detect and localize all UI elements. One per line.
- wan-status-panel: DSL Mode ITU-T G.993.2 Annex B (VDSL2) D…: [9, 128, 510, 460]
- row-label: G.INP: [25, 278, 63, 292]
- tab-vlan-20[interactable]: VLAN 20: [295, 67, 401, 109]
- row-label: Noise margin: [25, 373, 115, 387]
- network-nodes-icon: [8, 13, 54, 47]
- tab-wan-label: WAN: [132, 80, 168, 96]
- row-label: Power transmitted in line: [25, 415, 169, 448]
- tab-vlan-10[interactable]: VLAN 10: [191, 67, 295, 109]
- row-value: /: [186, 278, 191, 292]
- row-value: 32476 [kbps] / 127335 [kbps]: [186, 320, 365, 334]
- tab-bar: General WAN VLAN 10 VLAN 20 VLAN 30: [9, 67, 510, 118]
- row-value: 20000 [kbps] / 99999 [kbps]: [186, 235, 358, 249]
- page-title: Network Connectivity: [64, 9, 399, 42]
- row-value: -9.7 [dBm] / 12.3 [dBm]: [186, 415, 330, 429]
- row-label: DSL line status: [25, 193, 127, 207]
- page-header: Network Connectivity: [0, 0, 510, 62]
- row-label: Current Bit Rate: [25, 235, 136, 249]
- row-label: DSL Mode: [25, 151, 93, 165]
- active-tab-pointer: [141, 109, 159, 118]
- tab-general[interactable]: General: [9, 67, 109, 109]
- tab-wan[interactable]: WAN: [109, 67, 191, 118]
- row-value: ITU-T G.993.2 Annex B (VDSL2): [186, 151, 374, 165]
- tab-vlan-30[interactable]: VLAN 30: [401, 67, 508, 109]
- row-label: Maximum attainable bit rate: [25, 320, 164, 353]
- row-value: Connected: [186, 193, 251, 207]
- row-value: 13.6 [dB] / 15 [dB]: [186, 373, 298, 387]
━━━━━━
**Problem to solve**
Return every line above word for word, with nothing added or left out.

**Expected output**
detect and localize all UI elements. One per line.
- wan-status-panel: DSL Mode ITU-T G.993.2 Annex B (VDSL2) D…: [9, 128, 510, 460]
- row-label: G.INP: [25, 278, 63, 292]
- tab-vlan-20[interactable]: VLAN 20: [295, 67, 401, 109]
- row-label: Noise margin: [25, 373, 115, 387]
- network-nodes-icon: [8, 13, 54, 47]
- tab-wan-label: WAN: [132, 80, 168, 96]
- row-label: Power transmitted in line: [25, 415, 169, 448]
- tab-vlan-10[interactable]: VLAN 10: [191, 67, 295, 109]
- row-value: /: [186, 278, 191, 292]
- row-value: 32476 [kbps] / 127335 [kbps]: [186, 320, 365, 334]
- tab-bar: General WAN VLAN 10 VLAN 20 VLAN 30: [9, 67, 510, 118]
- row-value: 20000 [kbps] / 99999 [kbps]: [186, 235, 358, 249]
- page-title: Network Connectivity: [64, 9, 399, 42]
- row-value: -9.7 [dBm] / 12.3 [dBm]: [186, 415, 330, 429]
- row-label: DSL line status: [25, 193, 127, 207]
- page-header: Network Connectivity: [0, 0, 510, 62]
- row-label: Current Bit Rate: [25, 235, 136, 249]
- row-label: DSL Mode: [25, 151, 93, 165]
- active-tab-pointer: [141, 109, 159, 118]
- tab-general[interactable]: General: [9, 67, 109, 109]
- tab-wan[interactable]: WAN: [109, 67, 191, 118]
- row-value: ITU-T G.993.2 Annex B (VDSL2): [186, 151, 374, 165]
- tab-vlan-30[interactable]: VLAN 30: [401, 67, 508, 109]
- row-label: Maximum attainable bit rate: [25, 320, 164, 353]
- row-value: Connected: [186, 193, 251, 207]
- row-value: 13.6 [dB] / 15 [dB]: [186, 373, 298, 387]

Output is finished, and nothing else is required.